__TASK TO CARRY OUT__
Every entry below should be returned exactly as it appears, with pictures left out.

__TASK DATA__
== Segment start ==

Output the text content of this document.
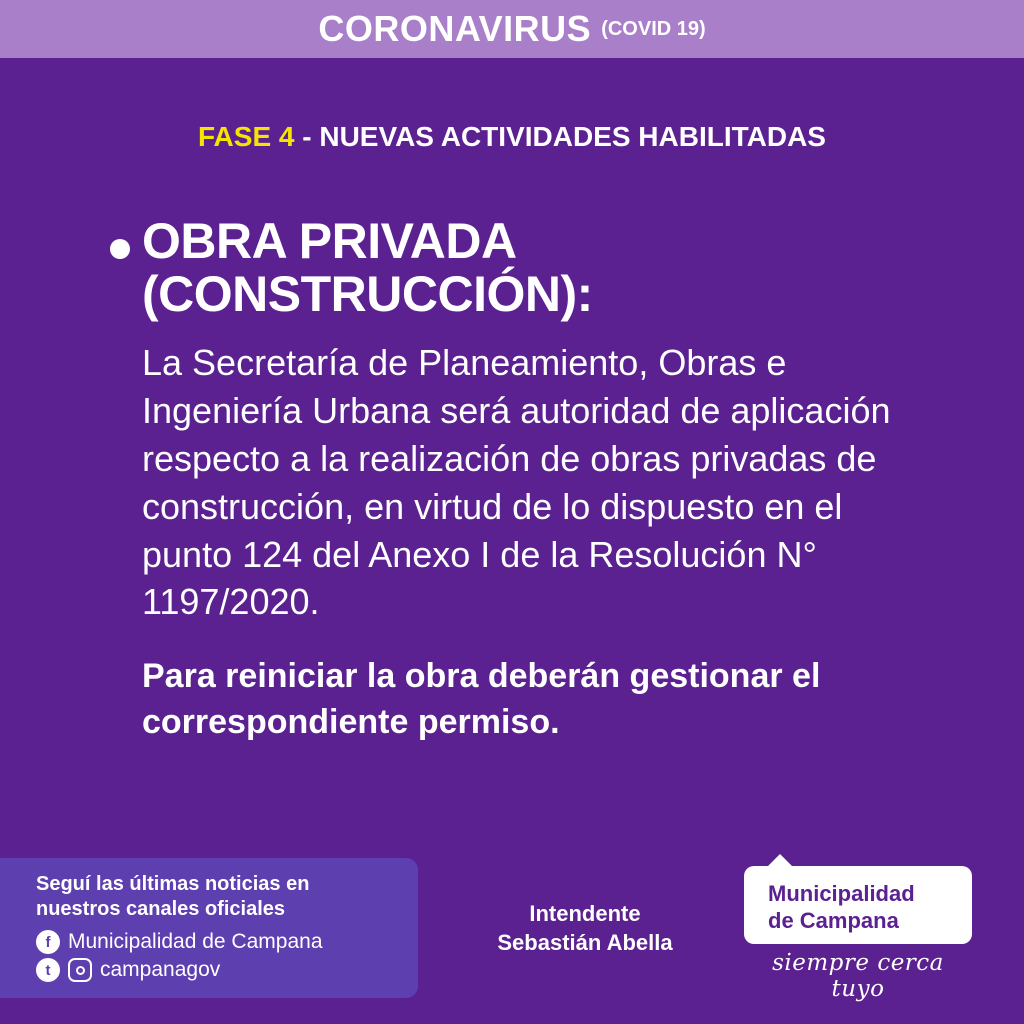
CORONAVIRUS (COVID 19)
FASE 4 - NUEVAS ACTIVIDADES HABILITADAS
OBRA PRIVADA (CONSTRUCCIÓN):
La Secretaría de Planeamiento, Obras e Ingeniería Urbana será autoridad de aplicación respecto a la realización de obras privadas de construcción, en virtud de lo dispuesto en el punto 124 del Anexo I de la Resolución N° 1197/2020.
Para reiniciar la obra deberán gestionar el correspondiente permiso.
Seguí las últimas noticias en nuestros canales oficiales
f Municipalidad de Campana
t	campanagov
Intendente
Sebastián Abella
Municipalidad
de Campana
siempre cerca tuyo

== Segment end ==

__WRITTEN RESPONSE__
Output the text content of this document.
CORONAVIRUS (COVID 19)
FASE 4 - NUEVAS ACTIVIDADES HABILITADAS
OBRA PRIVADA (CONSTRUCCIÓN):
La Secretaría de Planeamiento, Obras e Ingeniería Urbana será autoridad de aplicación respecto a la realización de obras privadas de construcción, en virtud de lo dispuesto en el punto 124 del Anexo I de la Resolución N° 1197/2020.
Para reiniciar la obra deberán gestionar el correspondiente permiso.
Seguí las últimas noticias en nuestros canales oficiales
f Municipalidad de Campana
t	campanagov
Intendente
Sebastián Abella
Municipalidad
de Campana
siempre cerca tuyo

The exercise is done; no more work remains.